**EXERCISE AIM:** In full and unaltered, output the records below.

**SOURCE MATERIAL:**

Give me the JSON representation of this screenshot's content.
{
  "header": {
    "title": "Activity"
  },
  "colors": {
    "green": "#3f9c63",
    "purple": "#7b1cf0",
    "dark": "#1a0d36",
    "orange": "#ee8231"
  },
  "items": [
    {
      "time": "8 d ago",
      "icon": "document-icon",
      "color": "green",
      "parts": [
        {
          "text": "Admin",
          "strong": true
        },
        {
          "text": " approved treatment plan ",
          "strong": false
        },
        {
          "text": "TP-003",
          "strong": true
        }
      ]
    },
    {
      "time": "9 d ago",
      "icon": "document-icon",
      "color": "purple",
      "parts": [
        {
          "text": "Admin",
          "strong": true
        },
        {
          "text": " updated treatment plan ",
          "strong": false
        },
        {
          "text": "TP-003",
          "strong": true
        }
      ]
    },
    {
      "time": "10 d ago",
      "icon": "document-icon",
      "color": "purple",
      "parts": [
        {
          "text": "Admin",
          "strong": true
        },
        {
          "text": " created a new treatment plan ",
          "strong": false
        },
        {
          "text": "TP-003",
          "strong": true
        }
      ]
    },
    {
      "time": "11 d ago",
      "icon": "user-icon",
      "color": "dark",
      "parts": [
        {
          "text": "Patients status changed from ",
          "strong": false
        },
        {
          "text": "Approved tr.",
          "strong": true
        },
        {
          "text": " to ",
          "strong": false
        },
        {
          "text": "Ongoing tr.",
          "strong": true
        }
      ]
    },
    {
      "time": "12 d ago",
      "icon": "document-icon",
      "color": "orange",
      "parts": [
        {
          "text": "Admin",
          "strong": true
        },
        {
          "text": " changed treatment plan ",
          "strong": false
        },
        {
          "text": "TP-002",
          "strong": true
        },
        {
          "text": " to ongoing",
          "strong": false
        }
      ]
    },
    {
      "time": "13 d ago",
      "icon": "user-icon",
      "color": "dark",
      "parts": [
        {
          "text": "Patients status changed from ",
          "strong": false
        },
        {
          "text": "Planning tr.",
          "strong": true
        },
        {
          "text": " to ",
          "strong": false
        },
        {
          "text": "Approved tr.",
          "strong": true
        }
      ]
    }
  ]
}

**EXERCISE RESPONSE:**
Give me the JSON representation of this screenshot's content.
{
  "header": {
    "title": "Activity"
  },
  "colors": {
    "green": "#3f9c63",
    "purple": "#7b1cf0",
    "dark": "#1a0d36",
    "orange": "#ee8231"
  },
  "items": [
    {
      "time": "8 d ago",
      "icon": "document-icon",
      "color": "green",
      "parts": [
        {
          "text": "Admin",
          "strong": true
        },
        {
          "text": " approved treatment plan ",
          "strong": false
        },
        {
          "text": "TP-003",
          "strong": true
        }
      ]
    },
    {
      "time": "9 d ago",
      "icon": "document-icon",
      "color": "purple",
      "parts": [
        {
          "text": "Admin",
          "strong": true
        },
        {
          "text": " updated treatment plan ",
          "strong": false
        },
        {
          "text": "TP-003",
          "strong": true
        }
      ]
    },
    {
      "time": "10 d ago",
      "icon": "document-icon",
      "color": "purple",
      "parts": [
        {
          "text": "Admin",
          "strong": true
        },
        {
          "text": " created a new treatment plan ",
          "strong": false
        },
        {
          "text": "TP-003",
          "strong": true
        }
      ]
    },
    {
      "time": "11 d ago",
      "icon": "user-icon",
      "color": "dark",
      "parts": [
        {
          "text": "Patients status changed from ",
          "strong": false
        },
        {
          "text": "Approved tr.",
          "strong": true
        },
        {
          "text": " to ",
          "strong": false
        },
        {
          "text": "Ongoing tr.",
          "strong": true
        }
      ]
    },
    {
      "time": "12 d ago",
      "icon": "document-icon",
      "color": "orange",
      "parts": [
        {
          "text": "Admin",
          "strong": true
        },
        {
          "text": " changed treatment plan ",
          "strong": false
        },
        {
          "text": "TP-002",
          "strong": true
        },
        {
          "text": " to ongoing",
          "strong": false
        }
      ]
    },
    {
      "time": "13 d ago",
      "icon": "user-icon",
      "color": "dark",
      "parts": [
        {
          "text": "Patients status changed from ",
          "strong": false
        },
        {
          "text": "Planning tr.",
          "strong": true
        },
        {
          "text": " to ",
          "strong": false
        },
        {
          "text": "Approved tr.",
          "strong": true
        }
      ]
    }
  ]
}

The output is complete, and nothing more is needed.